─── Material provided

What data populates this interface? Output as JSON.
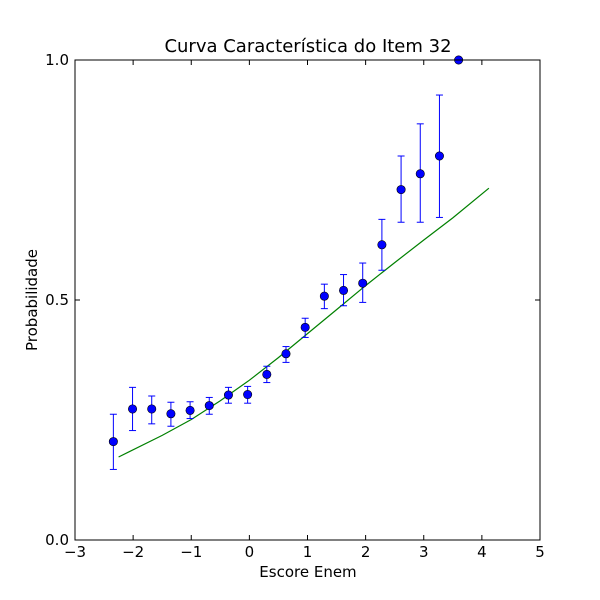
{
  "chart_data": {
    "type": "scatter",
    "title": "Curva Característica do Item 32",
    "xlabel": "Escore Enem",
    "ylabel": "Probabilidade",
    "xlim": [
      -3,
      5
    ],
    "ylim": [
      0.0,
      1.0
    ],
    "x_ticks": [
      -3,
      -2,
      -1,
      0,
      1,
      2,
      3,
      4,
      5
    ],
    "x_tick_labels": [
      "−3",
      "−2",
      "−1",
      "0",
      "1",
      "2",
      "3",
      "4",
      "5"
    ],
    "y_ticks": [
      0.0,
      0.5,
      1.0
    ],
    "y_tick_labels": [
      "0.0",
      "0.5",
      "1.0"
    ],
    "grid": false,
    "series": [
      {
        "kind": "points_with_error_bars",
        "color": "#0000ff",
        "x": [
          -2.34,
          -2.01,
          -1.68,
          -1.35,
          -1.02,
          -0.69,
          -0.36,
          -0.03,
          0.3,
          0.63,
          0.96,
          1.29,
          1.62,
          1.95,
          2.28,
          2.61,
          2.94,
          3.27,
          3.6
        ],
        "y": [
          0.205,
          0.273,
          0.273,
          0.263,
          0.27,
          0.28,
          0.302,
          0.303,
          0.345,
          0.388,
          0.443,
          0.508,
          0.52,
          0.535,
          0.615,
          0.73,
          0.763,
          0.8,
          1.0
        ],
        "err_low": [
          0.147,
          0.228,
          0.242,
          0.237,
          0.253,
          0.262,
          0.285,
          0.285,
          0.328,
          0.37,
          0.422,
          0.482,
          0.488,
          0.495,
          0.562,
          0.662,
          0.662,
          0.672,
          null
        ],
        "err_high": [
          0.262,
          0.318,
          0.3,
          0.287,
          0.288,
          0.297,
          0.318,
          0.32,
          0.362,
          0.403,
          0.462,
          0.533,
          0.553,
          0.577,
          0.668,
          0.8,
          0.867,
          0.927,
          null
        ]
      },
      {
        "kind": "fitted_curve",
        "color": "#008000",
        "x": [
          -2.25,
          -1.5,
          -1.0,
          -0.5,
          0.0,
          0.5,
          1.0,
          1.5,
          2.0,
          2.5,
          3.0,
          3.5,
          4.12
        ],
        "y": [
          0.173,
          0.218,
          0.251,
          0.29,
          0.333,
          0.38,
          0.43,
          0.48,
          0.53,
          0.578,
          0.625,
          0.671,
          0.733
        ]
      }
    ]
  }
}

──────
─── Material provided

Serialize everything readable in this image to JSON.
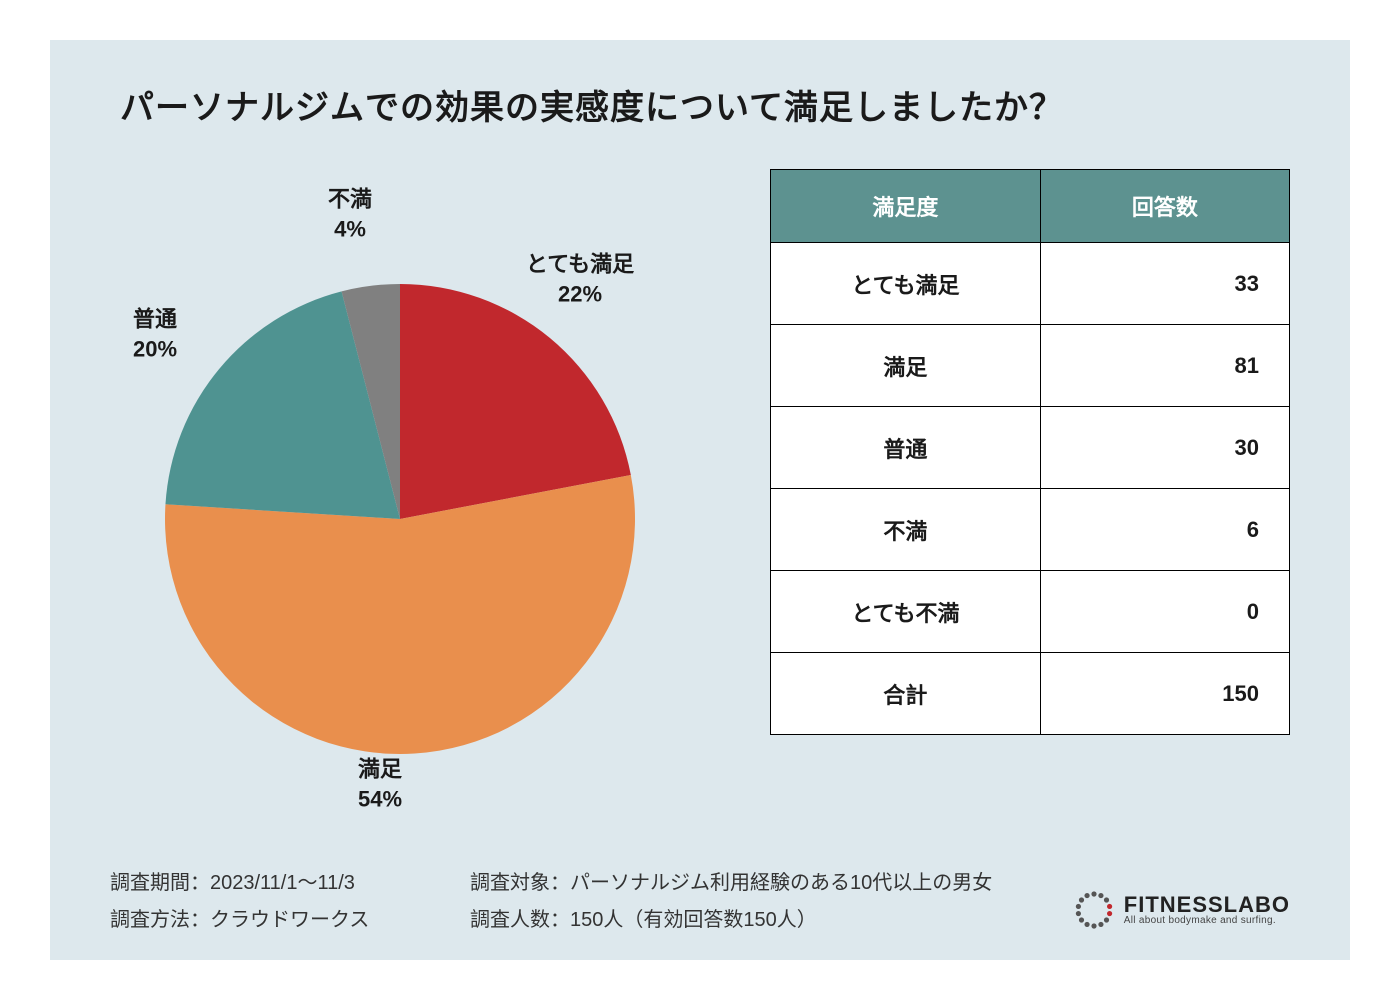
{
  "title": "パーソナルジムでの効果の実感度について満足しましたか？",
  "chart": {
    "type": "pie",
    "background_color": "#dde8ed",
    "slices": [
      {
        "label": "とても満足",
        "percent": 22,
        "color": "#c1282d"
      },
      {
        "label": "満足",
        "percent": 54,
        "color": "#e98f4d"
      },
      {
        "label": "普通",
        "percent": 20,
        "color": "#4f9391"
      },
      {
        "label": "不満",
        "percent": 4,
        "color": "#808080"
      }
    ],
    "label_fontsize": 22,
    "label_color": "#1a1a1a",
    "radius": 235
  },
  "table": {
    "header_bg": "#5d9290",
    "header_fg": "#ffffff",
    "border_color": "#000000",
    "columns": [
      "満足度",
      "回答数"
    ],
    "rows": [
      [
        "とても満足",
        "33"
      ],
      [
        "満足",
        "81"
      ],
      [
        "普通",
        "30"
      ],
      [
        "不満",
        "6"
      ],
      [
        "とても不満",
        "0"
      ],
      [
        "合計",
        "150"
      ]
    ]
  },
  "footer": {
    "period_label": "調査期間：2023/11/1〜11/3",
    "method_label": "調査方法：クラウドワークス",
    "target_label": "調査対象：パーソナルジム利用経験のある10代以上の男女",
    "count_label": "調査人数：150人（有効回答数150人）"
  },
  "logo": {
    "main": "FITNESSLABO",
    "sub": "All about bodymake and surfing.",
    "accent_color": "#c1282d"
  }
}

──────

**Stated task:**
For this exercise, gather every line of the data that contains the word "JSON".

**Finished answer:**
What data populates this interface? Output as JSON.
Serialize everything readable in this image to JSON.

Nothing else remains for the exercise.